Required work:
With the images removed, repeat the data below exactly.

Input for this task:
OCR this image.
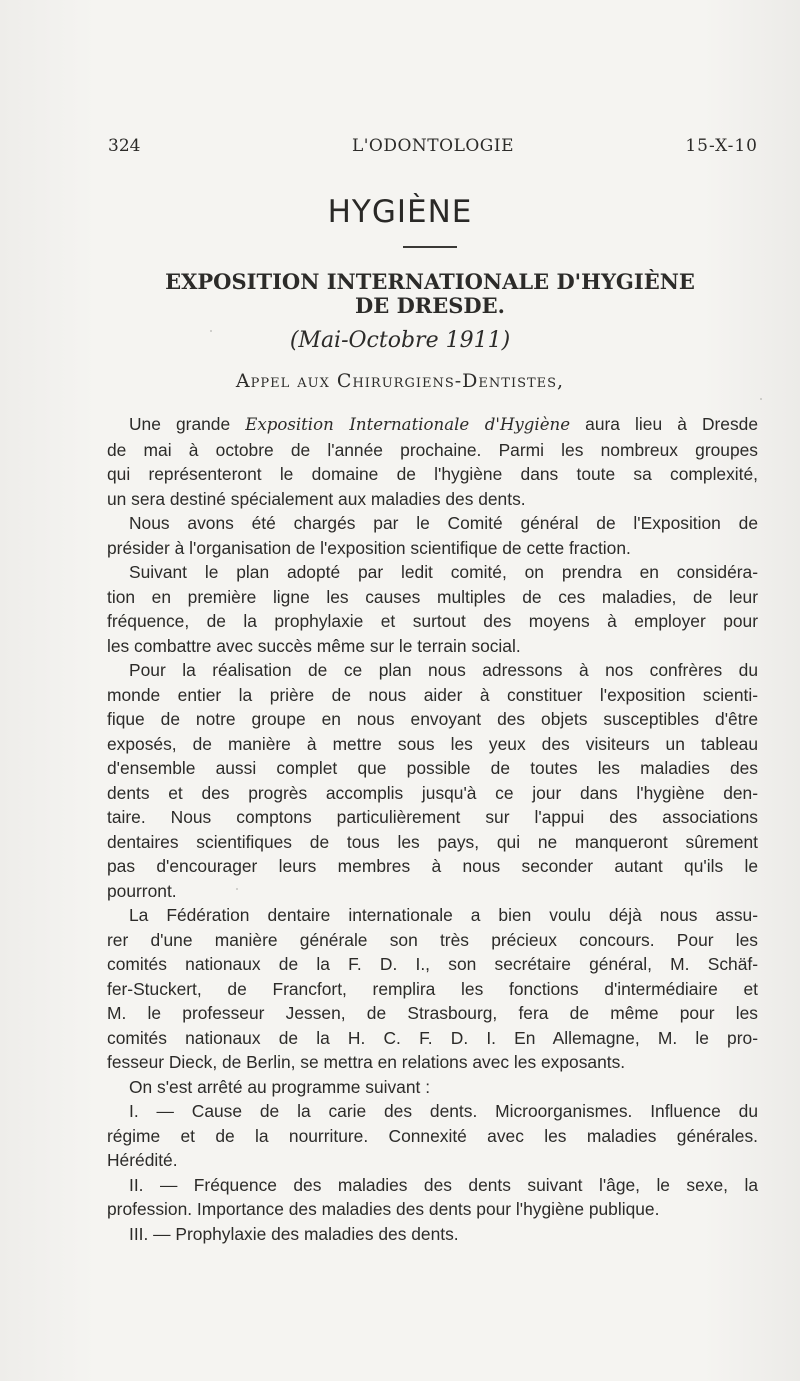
324	L'ODONTOLOGIE	15-X-10
HYGIÈNE
EXPOSITION INTERNATIONALE D'HYGIÈNE
DE DRESDE.
(Mai-Octobre 1911)
Appel aux Chirurgiens-Dentistes,
Une grande Exposition Internationale d'Hygiène aura lieu à Dresde
de mai à octobre de l'année prochaine. Parmi les nombreux groupes
qui représenteront le domaine de l'hygiène dans toute sa complexité,
un sera destiné spécialement aux maladies des dents.
Nous avons été chargés par le Comité général de l'Exposition de
présider à l'organisation de l'exposition scientifique de cette fraction.
Suivant le plan adopté par ledit comité, on prendra en considéra-
tion en première ligne les causes multiples de ces maladies, de leur
fréquence, de la prophylaxie et surtout des moyens à employer pour
les combattre avec succès même sur le terrain social.
Pour la réalisation de ce plan nous adressons à nos confrères du
monde entier la prière de nous aider à constituer l'exposition scienti-
fique de notre groupe en nous envoyant des objets susceptibles d'être
exposés, de manière à mettre sous les yeux des visiteurs un tableau
d'ensemble aussi complet que possible de toutes les maladies des
dents et des progrès accomplis jusqu'à ce jour dans l'hygiène den-
taire. Nous comptons particulièrement sur l'appui des associations
dentaires scientifiques de tous les pays, qui ne manqueront sûrement
pas d'encourager leurs membres à nous seconder autant qu'ils le
pourront.
La Fédération dentaire internationale a bien voulu déjà nous assu-
rer d'une manière générale son très précieux concours. Pour les
comités nationaux de la F. D. I., son secrétaire général, M. Schäf-
fer-Stuckert, de Francfort, remplira les fonctions d'intermédiaire et
M. le professeur Jessen, de Strasbourg, fera de même pour les
comités nationaux de la H. C. F. D. I. En Allemagne, M. le pro-
fesseur Dieck, de Berlin, se mettra en relations avec les exposants.
On s'est arrêté au programme suivant :
I. — Cause de la carie des dents. Microorganismes. Influence du
régime et de la nourriture. Connexité avec les maladies générales.
Hérédité.
II. — Fréquence des maladies des dents suivant l'âge, le sexe, la
profession. Importance des maladies des dents pour l'hygiène publique.
III. — Prophylaxie des maladies des dents.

Exercise answer:
OCR this image.
324	L'ODONTOLOGIE	15-X-10
HYGIÈNE
EXPOSITION INTERNATIONALE D'HYGIÈNE
DE DRESDE.
(Mai-Octobre 1911)
Appel aux Chirurgiens-Dentistes,
Une grande Exposition Internationale d'Hygiène aura lieu à Dresde
de mai à octobre de l'année prochaine. Parmi les nombreux groupes
qui représenteront le domaine de l'hygiène dans toute sa complexité,
un sera destiné spécialement aux maladies des dents.
Nous avons été chargés par le Comité général de l'Exposition de
présider à l'organisation de l'exposition scientifique de cette fraction.
Suivant le plan adopté par ledit comité, on prendra en considéra-
tion en première ligne les causes multiples de ces maladies, de leur
fréquence, de la prophylaxie et surtout des moyens à employer pour
les combattre avec succès même sur le terrain social.
Pour la réalisation de ce plan nous adressons à nos confrères du
monde entier la prière de nous aider à constituer l'exposition scienti-
fique de notre groupe en nous envoyant des objets susceptibles d'être
exposés, de manière à mettre sous les yeux des visiteurs un tableau
d'ensemble aussi complet que possible de toutes les maladies des
dents et des progrès accomplis jusqu'à ce jour dans l'hygiène den-
taire. Nous comptons particulièrement sur l'appui des associations
dentaires scientifiques de tous les pays, qui ne manqueront sûrement
pas d'encourager leurs membres à nous seconder autant qu'ils le
pourront.
La Fédération dentaire internationale a bien voulu déjà nous assu-
rer d'une manière générale son très précieux concours. Pour les
comités nationaux de la F. D. I., son secrétaire général, M. Schäf-
fer-Stuckert, de Francfort, remplira les fonctions d'intermédiaire et
M. le professeur Jessen, de Strasbourg, fera de même pour les
comités nationaux de la H. C. F. D. I. En Allemagne, M. le pro-
fesseur Dieck, de Berlin, se mettra en relations avec les exposants.
On s'est arrêté au programme suivant :
I. — Cause de la carie des dents. Microorganismes. Influence du
régime et de la nourriture. Connexité avec les maladies générales.
Hérédité.
II. — Fréquence des maladies des dents suivant l'âge, le sexe, la
profession. Importance des maladies des dents pour l'hygiène publique.
III. — Prophylaxie des maladies des dents.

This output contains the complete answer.